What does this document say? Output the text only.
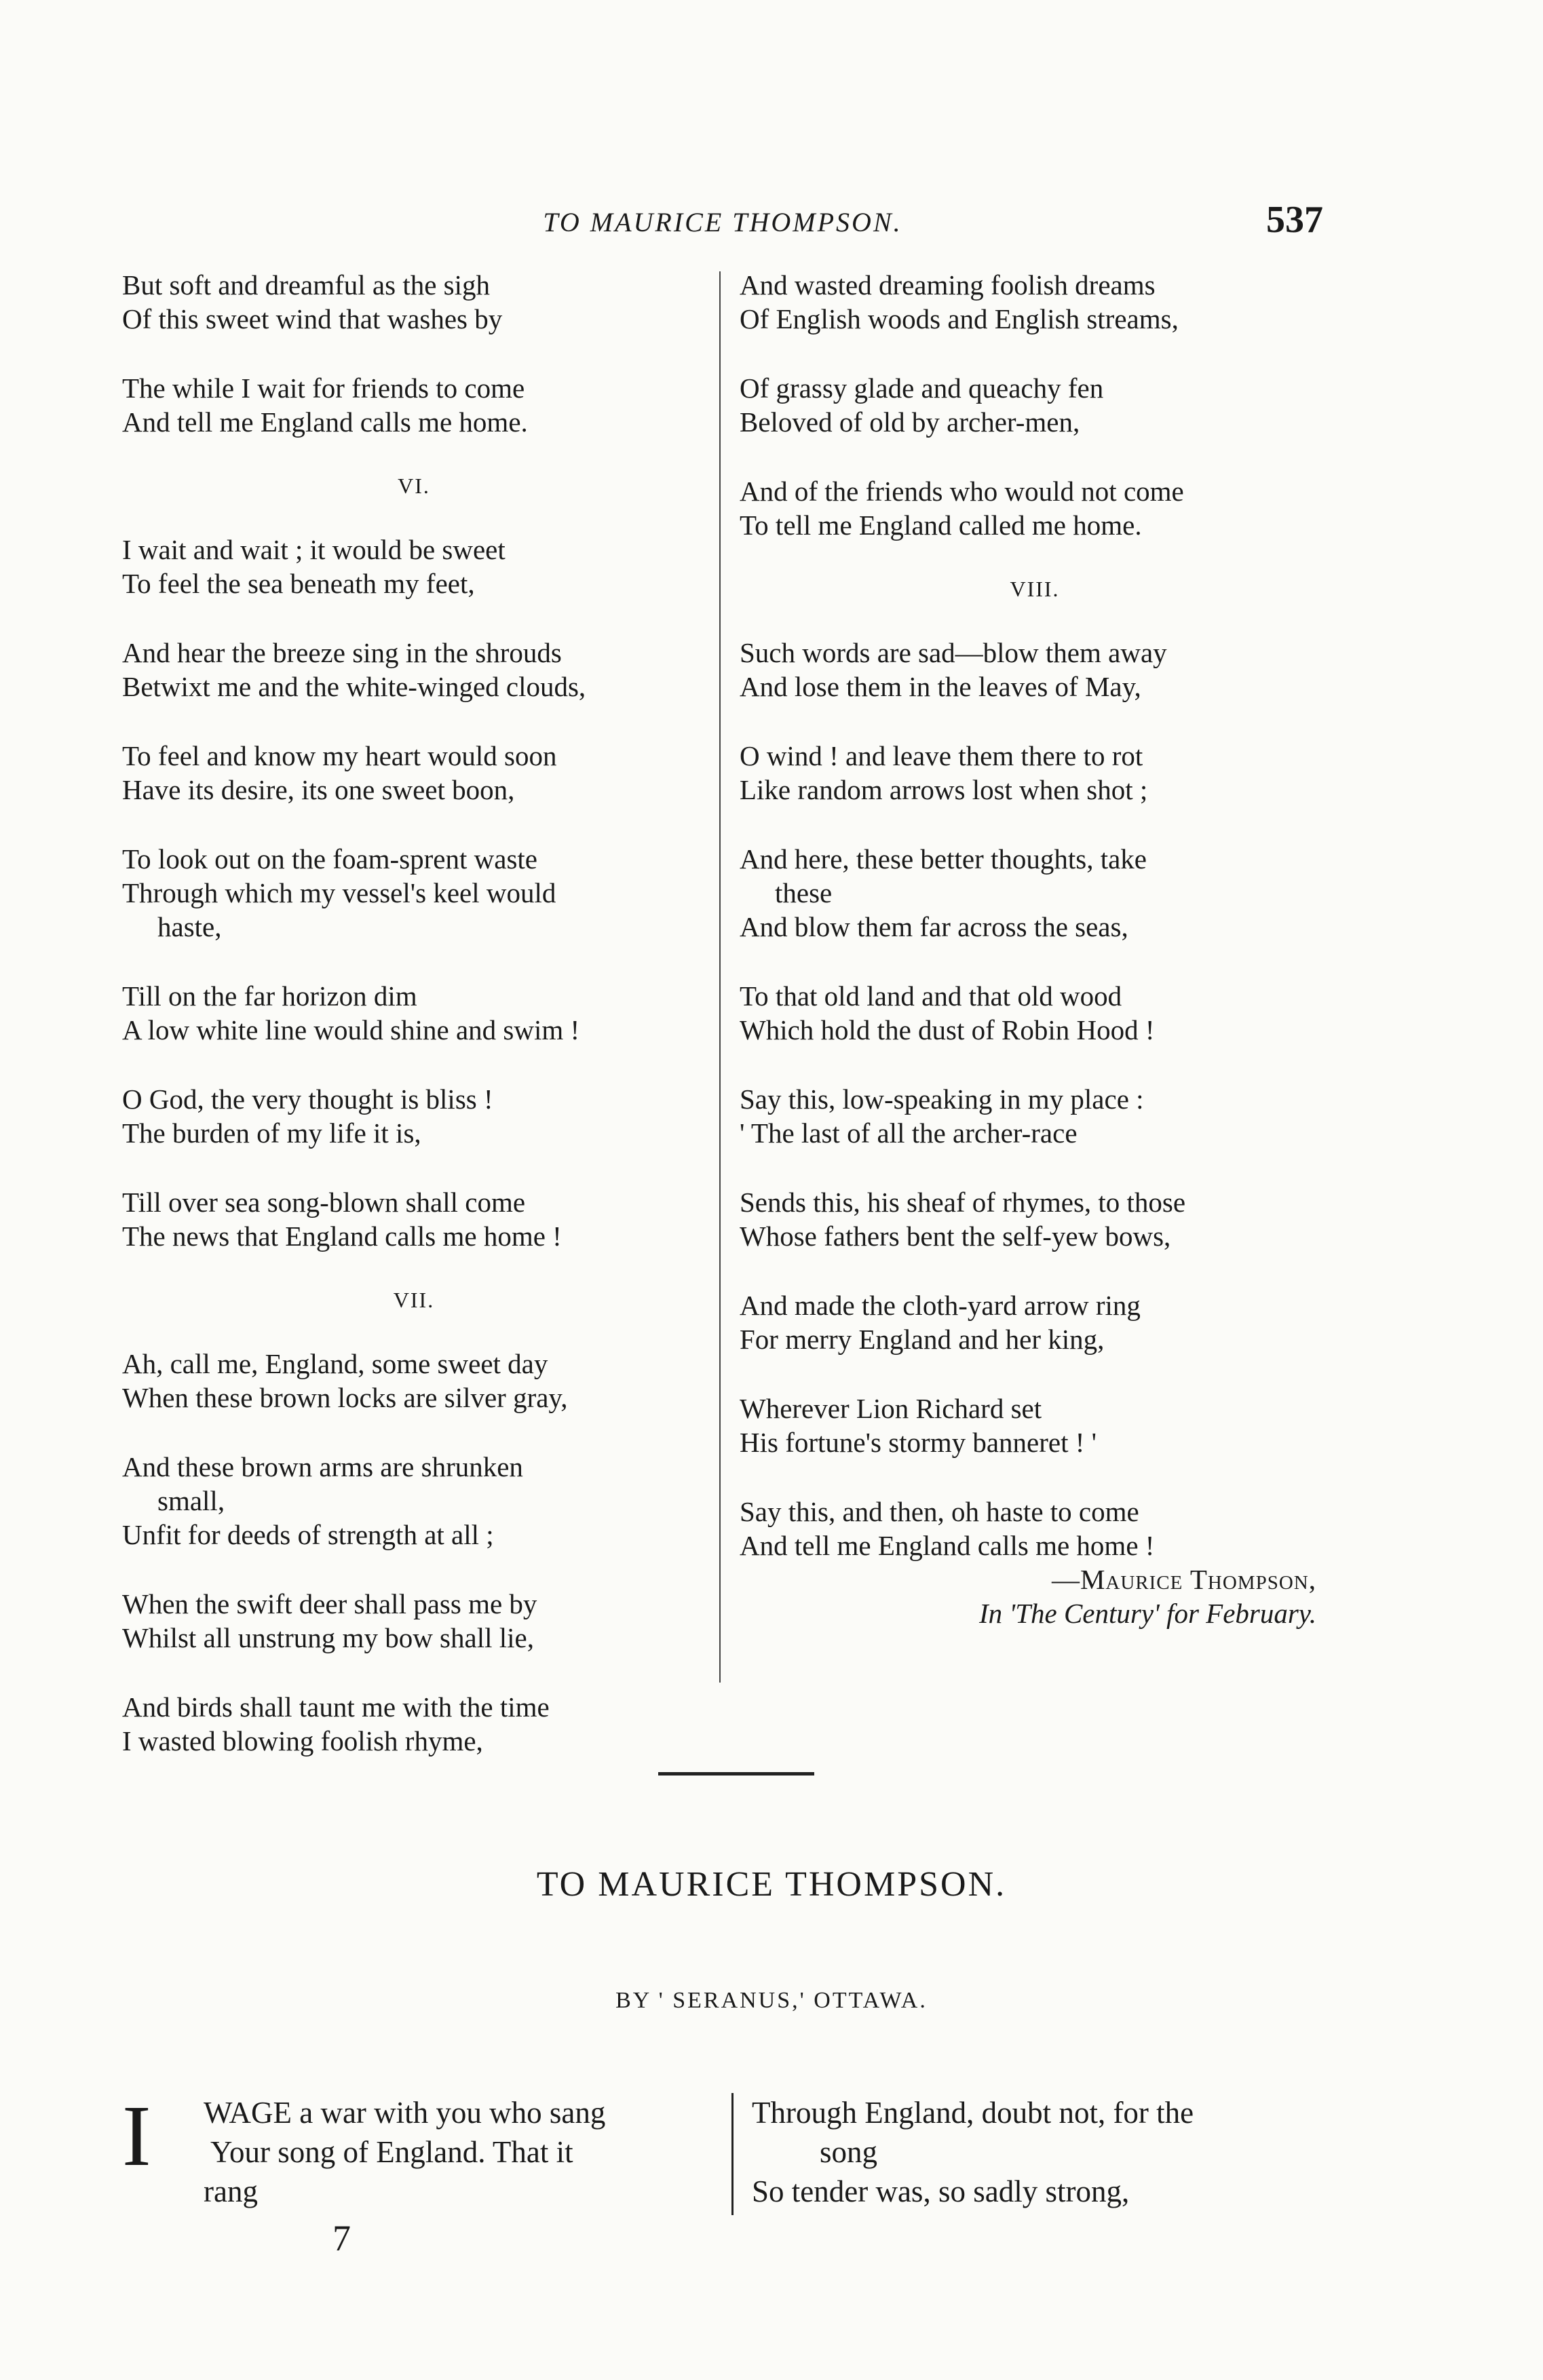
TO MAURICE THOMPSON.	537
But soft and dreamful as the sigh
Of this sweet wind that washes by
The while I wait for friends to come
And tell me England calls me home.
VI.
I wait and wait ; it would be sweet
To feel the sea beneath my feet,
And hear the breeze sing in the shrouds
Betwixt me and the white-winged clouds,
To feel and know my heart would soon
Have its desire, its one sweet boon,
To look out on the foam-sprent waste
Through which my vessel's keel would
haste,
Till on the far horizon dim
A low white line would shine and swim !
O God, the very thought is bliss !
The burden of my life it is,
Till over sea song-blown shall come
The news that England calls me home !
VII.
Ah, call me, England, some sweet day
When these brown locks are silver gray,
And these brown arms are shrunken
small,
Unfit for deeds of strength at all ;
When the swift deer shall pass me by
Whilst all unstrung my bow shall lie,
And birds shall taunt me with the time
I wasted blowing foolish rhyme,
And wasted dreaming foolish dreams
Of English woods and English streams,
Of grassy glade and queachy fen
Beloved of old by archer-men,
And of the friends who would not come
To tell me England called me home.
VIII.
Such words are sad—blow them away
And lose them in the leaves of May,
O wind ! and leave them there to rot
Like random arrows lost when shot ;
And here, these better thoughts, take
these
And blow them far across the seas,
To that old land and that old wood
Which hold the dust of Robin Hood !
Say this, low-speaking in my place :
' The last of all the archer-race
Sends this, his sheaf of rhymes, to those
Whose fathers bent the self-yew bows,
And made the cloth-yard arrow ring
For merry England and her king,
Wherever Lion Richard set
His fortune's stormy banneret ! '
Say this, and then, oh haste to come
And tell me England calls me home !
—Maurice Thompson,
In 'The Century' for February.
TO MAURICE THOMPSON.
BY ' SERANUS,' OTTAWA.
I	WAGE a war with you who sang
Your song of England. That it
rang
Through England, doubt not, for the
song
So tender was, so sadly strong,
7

==

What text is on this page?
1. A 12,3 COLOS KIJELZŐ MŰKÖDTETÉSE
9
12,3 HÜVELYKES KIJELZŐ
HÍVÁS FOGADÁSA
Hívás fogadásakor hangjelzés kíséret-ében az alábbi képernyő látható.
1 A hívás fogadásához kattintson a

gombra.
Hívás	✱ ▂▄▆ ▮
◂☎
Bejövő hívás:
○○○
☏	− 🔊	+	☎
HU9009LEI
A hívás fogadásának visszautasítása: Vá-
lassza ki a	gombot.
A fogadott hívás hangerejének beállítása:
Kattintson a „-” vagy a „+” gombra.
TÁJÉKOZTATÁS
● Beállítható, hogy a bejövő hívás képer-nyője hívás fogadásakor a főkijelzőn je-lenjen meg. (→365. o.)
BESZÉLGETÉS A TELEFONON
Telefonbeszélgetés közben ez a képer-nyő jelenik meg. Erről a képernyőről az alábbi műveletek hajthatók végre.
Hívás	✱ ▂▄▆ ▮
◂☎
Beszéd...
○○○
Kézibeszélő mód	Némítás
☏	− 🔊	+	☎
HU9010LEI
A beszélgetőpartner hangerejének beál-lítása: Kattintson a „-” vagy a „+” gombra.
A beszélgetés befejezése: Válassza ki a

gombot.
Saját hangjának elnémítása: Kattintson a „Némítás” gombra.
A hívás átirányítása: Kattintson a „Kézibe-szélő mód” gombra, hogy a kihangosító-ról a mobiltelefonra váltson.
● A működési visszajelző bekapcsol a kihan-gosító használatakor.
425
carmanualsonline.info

- _THE EXERCISE_
Read the entries above, then pull out the lines that include "haste".

- _EXERCISE SOLUTION_
haste,
Say this, and then, oh haste to come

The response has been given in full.